• [What you have to do] Reproduce the full listing below unchanged, apart from the pictures.

• [Input material]
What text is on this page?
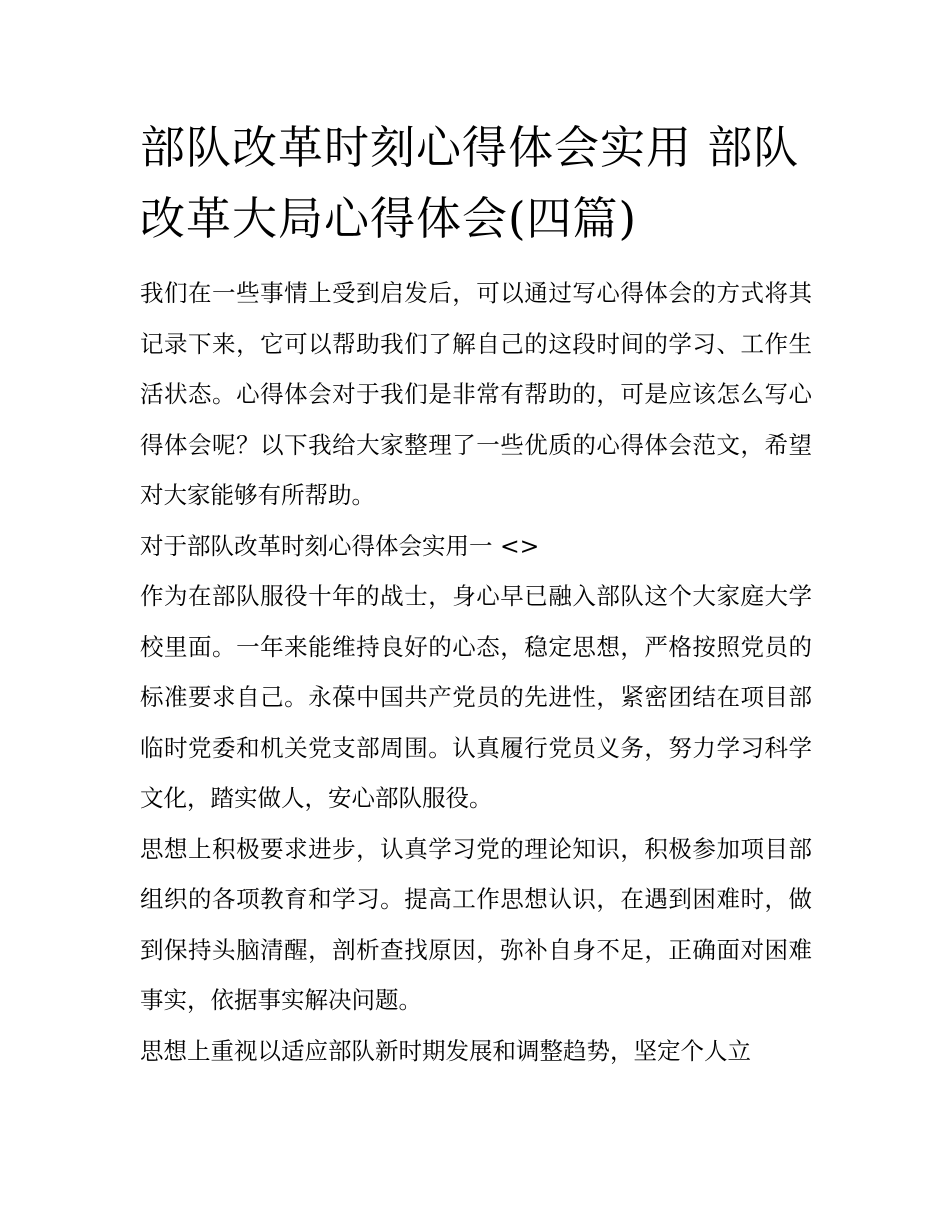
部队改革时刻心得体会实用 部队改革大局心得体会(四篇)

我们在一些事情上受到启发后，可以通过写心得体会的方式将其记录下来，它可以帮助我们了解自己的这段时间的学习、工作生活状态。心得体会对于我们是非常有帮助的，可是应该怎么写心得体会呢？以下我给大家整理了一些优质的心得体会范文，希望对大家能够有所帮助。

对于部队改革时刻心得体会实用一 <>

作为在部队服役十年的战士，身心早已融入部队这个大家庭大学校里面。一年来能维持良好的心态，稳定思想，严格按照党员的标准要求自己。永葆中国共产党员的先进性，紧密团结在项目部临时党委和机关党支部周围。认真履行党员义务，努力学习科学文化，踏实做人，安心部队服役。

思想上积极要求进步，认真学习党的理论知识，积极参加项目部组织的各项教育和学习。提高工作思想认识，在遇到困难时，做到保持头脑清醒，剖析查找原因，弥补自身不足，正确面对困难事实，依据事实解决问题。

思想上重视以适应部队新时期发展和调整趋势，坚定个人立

• [The completed task]
What text is on this page?
部队改革时刻心得体会实用 部队改革大局心得体会(四篇)

我们在一些事情上受到启发后，可以通过写心得体会的方式将其记录下来，它可以帮助我们了解自己的这段时间的学习、工作生活状态。心得体会对于我们是非常有帮助的，可是应该怎么写心得体会呢？以下我给大家整理了一些优质的心得体会范文，希望对大家能够有所帮助。

对于部队改革时刻心得体会实用一 <>

作为在部队服役十年的战士，身心早已融入部队这个大家庭大学校里面。一年来能维持良好的心态，稳定思想，严格按照党员的标准要求自己。永葆中国共产党员的先进性，紧密团结在项目部临时党委和机关党支部周围。认真履行党员义务，努力学习科学文化，踏实做人，安心部队服役。

思想上积极要求进步，认真学习党的理论知识，积极参加项目部组织的各项教育和学习。提高工作思想认识，在遇到困难时，做到保持头脑清醒，剖析查找原因，弥补自身不足，正确面对困难事实，依据事实解决问题。

思想上重视以适应部队新时期发展和调整趋势，坚定个人立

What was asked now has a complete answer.